## [Description of the task]
Reproduce only the lines that run from the line with "Output a JSON" to the last line of the material, both ends included, exactly as they appear.

## [Records supplied]
━━━━
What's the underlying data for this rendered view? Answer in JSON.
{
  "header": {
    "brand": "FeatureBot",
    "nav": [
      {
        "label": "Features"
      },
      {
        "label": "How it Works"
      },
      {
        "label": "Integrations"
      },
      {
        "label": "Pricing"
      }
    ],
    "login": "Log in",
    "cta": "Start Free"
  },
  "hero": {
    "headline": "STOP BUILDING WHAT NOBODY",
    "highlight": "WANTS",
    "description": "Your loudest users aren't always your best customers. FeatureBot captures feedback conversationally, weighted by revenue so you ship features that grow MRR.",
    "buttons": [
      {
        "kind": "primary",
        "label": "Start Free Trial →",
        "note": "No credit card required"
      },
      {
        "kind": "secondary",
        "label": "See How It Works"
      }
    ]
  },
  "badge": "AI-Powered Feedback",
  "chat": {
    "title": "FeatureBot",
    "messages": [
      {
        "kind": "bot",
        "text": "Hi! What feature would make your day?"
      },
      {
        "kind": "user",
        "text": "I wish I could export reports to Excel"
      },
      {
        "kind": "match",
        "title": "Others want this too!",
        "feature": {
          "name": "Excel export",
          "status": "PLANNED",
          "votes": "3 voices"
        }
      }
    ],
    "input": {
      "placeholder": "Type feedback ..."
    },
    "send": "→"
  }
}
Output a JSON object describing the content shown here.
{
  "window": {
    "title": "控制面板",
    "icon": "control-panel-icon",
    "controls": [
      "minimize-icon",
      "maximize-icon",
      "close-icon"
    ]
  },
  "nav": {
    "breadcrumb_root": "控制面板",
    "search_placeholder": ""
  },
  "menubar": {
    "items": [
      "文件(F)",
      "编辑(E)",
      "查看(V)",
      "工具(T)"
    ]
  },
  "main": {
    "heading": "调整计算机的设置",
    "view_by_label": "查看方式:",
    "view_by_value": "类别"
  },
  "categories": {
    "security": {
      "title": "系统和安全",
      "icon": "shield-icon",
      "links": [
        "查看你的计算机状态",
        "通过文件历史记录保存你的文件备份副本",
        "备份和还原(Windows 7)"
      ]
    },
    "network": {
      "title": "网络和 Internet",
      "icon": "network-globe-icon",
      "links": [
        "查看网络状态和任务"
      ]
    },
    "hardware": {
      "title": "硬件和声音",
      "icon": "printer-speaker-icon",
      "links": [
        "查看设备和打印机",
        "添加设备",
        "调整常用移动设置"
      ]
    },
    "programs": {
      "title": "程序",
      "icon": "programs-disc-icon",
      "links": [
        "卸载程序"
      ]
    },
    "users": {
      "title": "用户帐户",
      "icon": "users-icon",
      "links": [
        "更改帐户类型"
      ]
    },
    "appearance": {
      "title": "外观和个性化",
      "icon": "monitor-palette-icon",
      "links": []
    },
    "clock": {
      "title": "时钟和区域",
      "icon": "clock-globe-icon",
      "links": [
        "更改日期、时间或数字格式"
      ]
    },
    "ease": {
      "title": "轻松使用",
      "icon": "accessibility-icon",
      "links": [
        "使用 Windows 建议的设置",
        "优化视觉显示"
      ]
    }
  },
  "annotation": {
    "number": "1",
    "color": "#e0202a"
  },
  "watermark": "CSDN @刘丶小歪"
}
━━━━
## [Completed task]
Output a JSON object describing the content shown here.
{
  "window": {
    "title": "控制面板",
    "icon": "control-panel-icon",
    "controls": [
      "minimize-icon",
      "maximize-icon",
      "close-icon"
    ]
  },
  "nav": {
    "breadcrumb_root": "控制面板",
    "search_placeholder": ""
  },
  "menubar": {
    "items": [
      "文件(F)",
      "编辑(E)",
      "查看(V)",
      "工具(T)"
    ]
  },
  "main": {
    "heading": "调整计算机的设置",
    "view_by_label": "查看方式:",
    "view_by_value": "类别"
  },
  "categories": {
    "security": {
      "title": "系统和安全",
      "icon": "shield-icon",
      "links": [
        "查看你的计算机状态",
        "通过文件历史记录保存你的文件备份副本",
        "备份和还原(Windows 7)"
      ]
    },
    "network": {
      "title": "网络和 Internet",
      "icon": "network-globe-icon",
      "links": [
        "查看网络状态和任务"
      ]
    },
    "hardware": {
      "title": "硬件和声音",
      "icon": "printer-speaker-icon",
      "links": [
        "查看设备和打印机",
        "添加设备",
        "调整常用移动设置"
      ]
    },
    "programs": {
      "title": "程序",
      "icon": "programs-disc-icon",
      "links": [
        "卸载程序"
      ]
    },
    "users": {
      "title": "用户帐户",
      "icon": "users-icon",
      "links": [
        "更改帐户类型"
      ]
    },
    "appearance": {
      "title": "外观和个性化",
      "icon": "monitor-palette-icon",
      "links": []
    },
    "clock": {
      "title": "时钟和区域",
      "icon": "clock-globe-icon",
      "links": [
        "更改日期、时间或数字格式"
      ]
    },
    "ease": {
      "title": "轻松使用",
      "icon": "accessibility-icon",
      "links": [
        "使用 Windows 建议的设置",
        "优化视觉显示"
      ]
    }
  },
  "annotation": {
    "number": "1",
    "color": "#e0202a"
  },
  "watermark": "CSDN @刘丶小歪"
}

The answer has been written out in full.